─── LISTED ENTRIES ───

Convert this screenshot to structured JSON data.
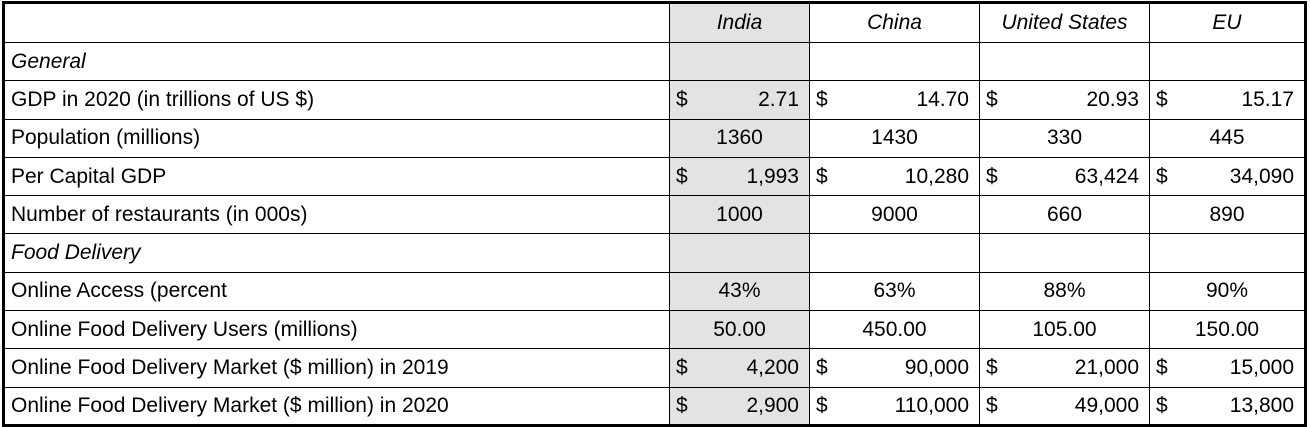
{
  "table": {
    "columns": [
      "India",
      "China",
      "United States",
      "EU"
    ],
    "rows": [
      {
        "label": "General",
        "cells": []
      },
      {
        "label": "GDP in 2020 (in trillions of US $)",
        "cells": [
          [
            "$",
            "2.71"
          ],
          [
            "$",
            "14.70"
          ],
          [
            "$",
            "20.93"
          ],
          [
            "$",
            "15.17"
          ]
        ]
      },
      {
        "label": "Population (millions)",
        "cells": [
          "1360",
          "1430",
          "330",
          "445"
        ]
      },
      {
        "label": "Per Capital GDP",
        "cells": [
          [
            "$",
            "1,993"
          ],
          [
            "$",
            "10,280"
          ],
          [
            "$",
            "63,424"
          ],
          [
            "$",
            "34,090"
          ]
        ]
      },
      {
        "label": "Number of restaurants (in 000s)",
        "cells": [
          "1000",
          "9000",
          "660",
          "890"
        ]
      },
      {
        "label": "Food Delivery",
        "cells": []
      },
      {
        "label": "Online Access (percent",
        "cells": [
          "43%",
          "63%",
          "88%",
          "90%"
        ]
      },
      {
        "label": "Online Food Delivery Users (millions)",
        "cells": [
          "50.00",
          "450.00",
          "105.00",
          "150.00"
        ]
      },
      {
        "label": "Online Food Delivery Market ($ million) in 2019",
        "cells": [
          [
            "$",
            "4,200"
          ],
          [
            "$",
            "90,000"
          ],
          [
            "$",
            "21,000"
          ],
          [
            "$",
            "15,000"
          ]
        ]
      },
      {
        "label": "Online Food Delivery Market ($ million) in 2020",
        "cells": [
          [
            "$",
            "2,900"
          ],
          [
            "$",
            "110,000"
          ],
          [
            "$",
            "49,000"
          ],
          [
            "$",
            "13,800"
          ]
        ]
      }
    ]
  }
}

───

**EXERCISE AIM:** Determine how many lines of the material include the string "Market". Output only that count.

**RESPONSE:** 2